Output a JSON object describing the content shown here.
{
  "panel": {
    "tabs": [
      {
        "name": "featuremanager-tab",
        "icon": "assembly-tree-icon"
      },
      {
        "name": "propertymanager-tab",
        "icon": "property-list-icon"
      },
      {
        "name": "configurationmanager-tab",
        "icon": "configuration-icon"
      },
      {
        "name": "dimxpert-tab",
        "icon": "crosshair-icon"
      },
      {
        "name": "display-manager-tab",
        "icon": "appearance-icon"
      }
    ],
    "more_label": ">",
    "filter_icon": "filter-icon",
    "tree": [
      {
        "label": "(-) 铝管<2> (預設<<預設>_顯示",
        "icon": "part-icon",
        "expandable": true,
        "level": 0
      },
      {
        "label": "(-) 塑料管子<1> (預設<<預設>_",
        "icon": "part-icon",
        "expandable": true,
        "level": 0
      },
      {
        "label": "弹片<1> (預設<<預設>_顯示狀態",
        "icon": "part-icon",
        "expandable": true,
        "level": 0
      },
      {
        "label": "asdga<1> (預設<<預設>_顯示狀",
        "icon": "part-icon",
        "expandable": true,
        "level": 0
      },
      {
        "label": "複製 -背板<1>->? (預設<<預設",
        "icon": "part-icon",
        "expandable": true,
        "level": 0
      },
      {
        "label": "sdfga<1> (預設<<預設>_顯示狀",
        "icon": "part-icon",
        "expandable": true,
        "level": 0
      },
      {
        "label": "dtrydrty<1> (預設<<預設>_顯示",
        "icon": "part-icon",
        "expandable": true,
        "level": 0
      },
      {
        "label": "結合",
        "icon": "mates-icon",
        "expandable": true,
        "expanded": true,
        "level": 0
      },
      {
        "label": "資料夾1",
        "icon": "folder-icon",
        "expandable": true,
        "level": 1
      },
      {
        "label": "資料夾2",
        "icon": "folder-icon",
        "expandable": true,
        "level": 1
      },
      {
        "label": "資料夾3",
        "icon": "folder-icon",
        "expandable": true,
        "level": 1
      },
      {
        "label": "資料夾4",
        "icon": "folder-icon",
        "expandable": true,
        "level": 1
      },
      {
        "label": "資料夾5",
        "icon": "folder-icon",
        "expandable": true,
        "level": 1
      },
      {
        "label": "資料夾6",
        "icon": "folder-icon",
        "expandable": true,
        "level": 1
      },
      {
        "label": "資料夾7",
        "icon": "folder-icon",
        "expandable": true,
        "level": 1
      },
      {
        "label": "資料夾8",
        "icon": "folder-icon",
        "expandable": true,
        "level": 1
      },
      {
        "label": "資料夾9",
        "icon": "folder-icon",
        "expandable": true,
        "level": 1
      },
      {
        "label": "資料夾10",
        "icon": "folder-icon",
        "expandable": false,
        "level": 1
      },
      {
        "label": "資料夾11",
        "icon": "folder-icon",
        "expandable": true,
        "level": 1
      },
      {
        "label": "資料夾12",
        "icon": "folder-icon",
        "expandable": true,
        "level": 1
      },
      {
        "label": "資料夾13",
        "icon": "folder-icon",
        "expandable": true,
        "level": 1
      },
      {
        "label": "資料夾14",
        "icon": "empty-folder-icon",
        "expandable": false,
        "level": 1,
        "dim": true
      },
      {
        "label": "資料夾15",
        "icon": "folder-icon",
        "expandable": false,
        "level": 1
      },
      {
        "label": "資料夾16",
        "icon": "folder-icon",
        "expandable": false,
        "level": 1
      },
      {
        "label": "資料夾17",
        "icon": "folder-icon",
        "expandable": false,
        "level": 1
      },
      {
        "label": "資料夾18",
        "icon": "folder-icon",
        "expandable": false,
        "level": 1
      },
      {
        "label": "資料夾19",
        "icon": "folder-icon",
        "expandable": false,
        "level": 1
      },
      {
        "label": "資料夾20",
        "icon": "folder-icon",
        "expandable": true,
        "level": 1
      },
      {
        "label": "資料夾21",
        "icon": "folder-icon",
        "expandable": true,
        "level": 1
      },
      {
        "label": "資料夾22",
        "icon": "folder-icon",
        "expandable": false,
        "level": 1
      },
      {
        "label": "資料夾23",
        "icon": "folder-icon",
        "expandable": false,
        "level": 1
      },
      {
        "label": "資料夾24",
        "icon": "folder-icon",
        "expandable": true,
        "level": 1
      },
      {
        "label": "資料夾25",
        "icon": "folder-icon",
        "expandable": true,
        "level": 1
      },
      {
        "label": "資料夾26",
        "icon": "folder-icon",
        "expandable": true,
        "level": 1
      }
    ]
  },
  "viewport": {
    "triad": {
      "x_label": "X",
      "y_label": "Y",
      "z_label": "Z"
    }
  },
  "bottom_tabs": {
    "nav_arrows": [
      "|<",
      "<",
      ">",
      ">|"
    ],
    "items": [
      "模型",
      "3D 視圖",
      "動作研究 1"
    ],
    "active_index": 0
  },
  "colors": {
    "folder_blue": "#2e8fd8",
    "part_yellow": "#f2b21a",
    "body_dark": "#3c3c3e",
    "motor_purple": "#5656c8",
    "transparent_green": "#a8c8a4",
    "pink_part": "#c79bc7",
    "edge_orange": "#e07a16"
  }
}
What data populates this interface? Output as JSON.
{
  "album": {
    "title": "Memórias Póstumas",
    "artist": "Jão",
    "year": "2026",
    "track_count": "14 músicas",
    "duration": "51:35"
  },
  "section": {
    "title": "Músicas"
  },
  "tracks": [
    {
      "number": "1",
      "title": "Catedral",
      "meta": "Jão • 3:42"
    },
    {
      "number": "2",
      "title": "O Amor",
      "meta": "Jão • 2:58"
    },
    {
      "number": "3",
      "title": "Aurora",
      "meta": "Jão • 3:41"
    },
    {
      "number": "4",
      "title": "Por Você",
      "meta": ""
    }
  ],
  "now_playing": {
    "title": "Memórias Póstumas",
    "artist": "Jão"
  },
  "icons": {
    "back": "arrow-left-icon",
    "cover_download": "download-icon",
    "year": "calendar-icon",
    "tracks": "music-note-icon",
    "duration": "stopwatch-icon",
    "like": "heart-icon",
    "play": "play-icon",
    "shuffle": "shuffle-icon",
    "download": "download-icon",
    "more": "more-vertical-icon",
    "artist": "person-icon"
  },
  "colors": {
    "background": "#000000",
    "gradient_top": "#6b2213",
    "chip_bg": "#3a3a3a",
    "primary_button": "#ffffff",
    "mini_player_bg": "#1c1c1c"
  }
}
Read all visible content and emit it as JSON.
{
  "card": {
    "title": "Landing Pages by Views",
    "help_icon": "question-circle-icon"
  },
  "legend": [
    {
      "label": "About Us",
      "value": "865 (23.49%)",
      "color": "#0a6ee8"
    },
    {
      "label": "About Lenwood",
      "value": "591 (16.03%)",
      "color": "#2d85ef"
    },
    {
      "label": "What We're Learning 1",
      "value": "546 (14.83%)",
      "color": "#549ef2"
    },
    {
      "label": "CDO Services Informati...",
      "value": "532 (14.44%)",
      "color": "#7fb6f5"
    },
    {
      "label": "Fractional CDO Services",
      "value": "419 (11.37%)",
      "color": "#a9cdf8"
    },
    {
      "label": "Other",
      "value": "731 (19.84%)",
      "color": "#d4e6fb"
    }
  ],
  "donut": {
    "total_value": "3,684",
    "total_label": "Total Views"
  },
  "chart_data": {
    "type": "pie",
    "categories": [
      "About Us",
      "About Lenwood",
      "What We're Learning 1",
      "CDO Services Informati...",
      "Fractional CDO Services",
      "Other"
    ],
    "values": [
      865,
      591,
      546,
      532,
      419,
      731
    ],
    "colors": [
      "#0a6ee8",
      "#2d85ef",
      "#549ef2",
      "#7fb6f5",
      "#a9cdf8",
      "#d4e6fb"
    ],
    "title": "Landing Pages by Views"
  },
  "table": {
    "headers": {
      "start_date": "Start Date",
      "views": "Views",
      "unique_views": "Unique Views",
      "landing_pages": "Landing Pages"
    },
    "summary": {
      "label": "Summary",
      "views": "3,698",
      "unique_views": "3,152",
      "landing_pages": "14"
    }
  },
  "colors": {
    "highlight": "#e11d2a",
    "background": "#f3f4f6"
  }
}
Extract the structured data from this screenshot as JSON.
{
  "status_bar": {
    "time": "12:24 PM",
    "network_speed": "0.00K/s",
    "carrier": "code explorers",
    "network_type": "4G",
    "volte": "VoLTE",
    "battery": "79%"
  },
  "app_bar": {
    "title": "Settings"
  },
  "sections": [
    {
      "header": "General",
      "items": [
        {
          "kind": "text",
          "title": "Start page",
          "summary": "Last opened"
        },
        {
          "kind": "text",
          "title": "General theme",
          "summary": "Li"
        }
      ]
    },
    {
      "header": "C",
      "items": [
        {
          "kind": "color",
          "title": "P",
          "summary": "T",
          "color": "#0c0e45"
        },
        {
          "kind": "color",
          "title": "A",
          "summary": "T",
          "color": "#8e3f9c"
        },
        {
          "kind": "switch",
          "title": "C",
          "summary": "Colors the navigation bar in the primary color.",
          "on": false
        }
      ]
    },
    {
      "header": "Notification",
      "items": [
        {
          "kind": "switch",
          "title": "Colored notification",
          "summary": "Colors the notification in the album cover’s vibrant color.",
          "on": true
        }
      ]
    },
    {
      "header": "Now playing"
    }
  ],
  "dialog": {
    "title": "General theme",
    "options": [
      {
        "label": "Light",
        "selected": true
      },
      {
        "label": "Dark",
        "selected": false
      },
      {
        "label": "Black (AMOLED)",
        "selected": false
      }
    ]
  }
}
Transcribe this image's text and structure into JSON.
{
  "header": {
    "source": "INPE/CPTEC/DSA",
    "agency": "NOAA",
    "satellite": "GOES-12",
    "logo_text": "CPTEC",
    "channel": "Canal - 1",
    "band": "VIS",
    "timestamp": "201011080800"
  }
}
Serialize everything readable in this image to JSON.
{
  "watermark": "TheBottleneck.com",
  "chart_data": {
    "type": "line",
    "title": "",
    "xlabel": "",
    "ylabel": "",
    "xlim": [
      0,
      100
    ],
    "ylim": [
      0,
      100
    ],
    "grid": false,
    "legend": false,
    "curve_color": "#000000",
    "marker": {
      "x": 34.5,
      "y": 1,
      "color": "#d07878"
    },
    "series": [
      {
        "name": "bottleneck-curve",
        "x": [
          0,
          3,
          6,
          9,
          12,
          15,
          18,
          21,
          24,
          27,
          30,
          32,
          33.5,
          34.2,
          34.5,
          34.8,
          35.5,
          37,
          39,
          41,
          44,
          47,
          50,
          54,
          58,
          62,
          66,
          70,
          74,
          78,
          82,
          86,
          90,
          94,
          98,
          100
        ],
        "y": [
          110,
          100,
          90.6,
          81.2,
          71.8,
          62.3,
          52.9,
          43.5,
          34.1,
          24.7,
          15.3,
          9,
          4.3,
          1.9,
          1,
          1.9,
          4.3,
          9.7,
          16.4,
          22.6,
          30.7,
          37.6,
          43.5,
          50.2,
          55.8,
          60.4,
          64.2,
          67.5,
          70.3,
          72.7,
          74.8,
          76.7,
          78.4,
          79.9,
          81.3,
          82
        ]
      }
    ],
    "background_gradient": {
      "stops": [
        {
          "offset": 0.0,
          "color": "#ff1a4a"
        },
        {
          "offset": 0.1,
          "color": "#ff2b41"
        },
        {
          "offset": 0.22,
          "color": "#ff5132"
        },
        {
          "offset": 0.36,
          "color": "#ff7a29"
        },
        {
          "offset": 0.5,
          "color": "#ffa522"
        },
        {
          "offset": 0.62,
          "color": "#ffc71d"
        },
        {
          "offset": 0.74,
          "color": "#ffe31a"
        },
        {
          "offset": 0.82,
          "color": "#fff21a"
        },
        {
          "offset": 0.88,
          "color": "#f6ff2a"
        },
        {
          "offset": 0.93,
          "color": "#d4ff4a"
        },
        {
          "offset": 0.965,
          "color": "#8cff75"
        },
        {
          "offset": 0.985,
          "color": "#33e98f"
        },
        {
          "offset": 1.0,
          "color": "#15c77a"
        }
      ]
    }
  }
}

-=-=-

▸ Do this:
All lines holding the word "About" should be picked out and copied.

▸ Answer for this exercise:
      "label": "About Us",
      "label": "About Lenwood",
      "About Us",
      "About Lenwood",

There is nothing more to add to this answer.